— Begin —
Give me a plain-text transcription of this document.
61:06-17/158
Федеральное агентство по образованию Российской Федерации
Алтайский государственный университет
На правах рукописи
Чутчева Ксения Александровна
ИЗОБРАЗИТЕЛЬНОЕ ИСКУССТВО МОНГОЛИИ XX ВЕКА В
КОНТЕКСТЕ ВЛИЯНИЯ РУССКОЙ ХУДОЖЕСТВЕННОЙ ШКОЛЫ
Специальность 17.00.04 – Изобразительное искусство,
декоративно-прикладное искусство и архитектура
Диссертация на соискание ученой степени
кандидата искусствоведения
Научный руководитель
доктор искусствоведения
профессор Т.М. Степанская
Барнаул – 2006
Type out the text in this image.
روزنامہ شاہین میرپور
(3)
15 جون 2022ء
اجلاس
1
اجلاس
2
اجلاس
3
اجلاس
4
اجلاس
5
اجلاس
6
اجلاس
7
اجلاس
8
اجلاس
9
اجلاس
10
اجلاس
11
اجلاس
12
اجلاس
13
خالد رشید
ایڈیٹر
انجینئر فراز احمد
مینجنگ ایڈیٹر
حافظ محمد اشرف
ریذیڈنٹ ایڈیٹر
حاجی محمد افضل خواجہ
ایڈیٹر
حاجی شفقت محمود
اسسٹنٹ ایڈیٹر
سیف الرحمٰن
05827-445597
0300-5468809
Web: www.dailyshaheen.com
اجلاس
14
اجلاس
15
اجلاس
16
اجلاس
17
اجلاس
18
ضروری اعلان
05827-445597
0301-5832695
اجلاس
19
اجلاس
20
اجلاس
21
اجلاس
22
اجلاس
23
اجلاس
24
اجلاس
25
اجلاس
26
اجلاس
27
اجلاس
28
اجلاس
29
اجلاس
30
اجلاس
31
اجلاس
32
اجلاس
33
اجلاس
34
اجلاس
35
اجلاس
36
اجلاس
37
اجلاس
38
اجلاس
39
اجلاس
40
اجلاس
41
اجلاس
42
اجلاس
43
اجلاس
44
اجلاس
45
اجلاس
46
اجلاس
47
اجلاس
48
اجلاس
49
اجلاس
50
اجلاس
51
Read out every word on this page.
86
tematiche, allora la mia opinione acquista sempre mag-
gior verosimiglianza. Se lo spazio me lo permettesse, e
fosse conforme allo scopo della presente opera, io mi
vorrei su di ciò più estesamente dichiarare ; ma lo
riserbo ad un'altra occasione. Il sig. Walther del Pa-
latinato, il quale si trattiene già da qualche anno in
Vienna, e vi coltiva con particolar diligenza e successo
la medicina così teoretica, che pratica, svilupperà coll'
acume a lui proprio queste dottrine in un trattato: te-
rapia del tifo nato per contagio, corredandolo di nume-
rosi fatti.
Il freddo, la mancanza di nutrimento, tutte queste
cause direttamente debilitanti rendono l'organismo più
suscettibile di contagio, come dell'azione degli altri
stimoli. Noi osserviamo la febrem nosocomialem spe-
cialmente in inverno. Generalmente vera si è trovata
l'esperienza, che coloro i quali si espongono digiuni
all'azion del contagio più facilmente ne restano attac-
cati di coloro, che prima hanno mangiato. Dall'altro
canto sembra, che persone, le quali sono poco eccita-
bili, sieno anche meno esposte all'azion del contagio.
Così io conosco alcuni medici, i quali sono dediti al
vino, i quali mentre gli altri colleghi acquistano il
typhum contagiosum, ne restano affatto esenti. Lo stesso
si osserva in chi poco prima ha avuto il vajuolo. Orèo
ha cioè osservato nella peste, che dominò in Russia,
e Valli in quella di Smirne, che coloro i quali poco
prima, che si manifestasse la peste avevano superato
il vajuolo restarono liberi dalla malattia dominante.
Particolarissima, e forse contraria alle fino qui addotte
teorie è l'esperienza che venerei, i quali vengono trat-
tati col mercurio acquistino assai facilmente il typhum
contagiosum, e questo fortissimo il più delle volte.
— End —
PROBLEM REQUIREMENTS: Only the lines from the one that contains "Read out every word on this page." to the end of the data should be output, exactly as they appear.

SOLUTION BELOW:
Read out every word on this page.
86
tematiche, allora la mia opinione acquista sempre mag-
gior verosimiglianza. Se lo spazio me lo permettesse, e
fosse conforme allo scopo della presente opera, io mi
vorrei su di ciò più estesamente dichiarare ; ma lo
riserbo ad un'altra occasione. Il sig. Walther del Pa-
latinato, il quale si trattiene già da qualche anno in
Vienna, e vi coltiva con particolar diligenza e successo
la medicina così teoretica, che pratica, svilupperà coll'
acume a lui proprio queste dottrine in un trattato: te-
rapia del tifo nato per contagio, corredandolo di nume-
rosi fatti.
Il freddo, la mancanza di nutrimento, tutte queste
cause direttamente debilitanti rendono l'organismo più
suscettibile di contagio, come dell'azione degli altri
stimoli. Noi osserviamo la febrem nosocomialem spe-
cialmente in inverno. Generalmente vera si è trovata
l'esperienza, che coloro i quali si espongono digiuni
all'azion del contagio più facilmente ne restano attac-
cati di coloro, che prima hanno mangiato. Dall'altro
canto sembra, che persone, le quali sono poco eccita-
bili, sieno anche meno esposte all'azion del contagio.
Così io conosco alcuni medici, i quali sono dediti al
vino, i quali mentre gli altri colleghi acquistano il
typhum contagiosum, ne restano affatto esenti. Lo stesso
si osserva in chi poco prima ha avuto il vajuolo. Orèo
ha cioè osservato nella peste, che dominò in Russia,
e Valli in quella di Smirne, che coloro i quali poco
prima, che si manifestasse la peste avevano superato
il vajuolo restarono liberi dalla malattia dominante.
Particolarissima, e forse contraria alle fino qui addotte
teorie è l'esperienza che venerei, i quali vengono trat-
tati col mercurio acquistino assai facilmente il typhum
contagiosum, e questo fortissimo il più delle volte.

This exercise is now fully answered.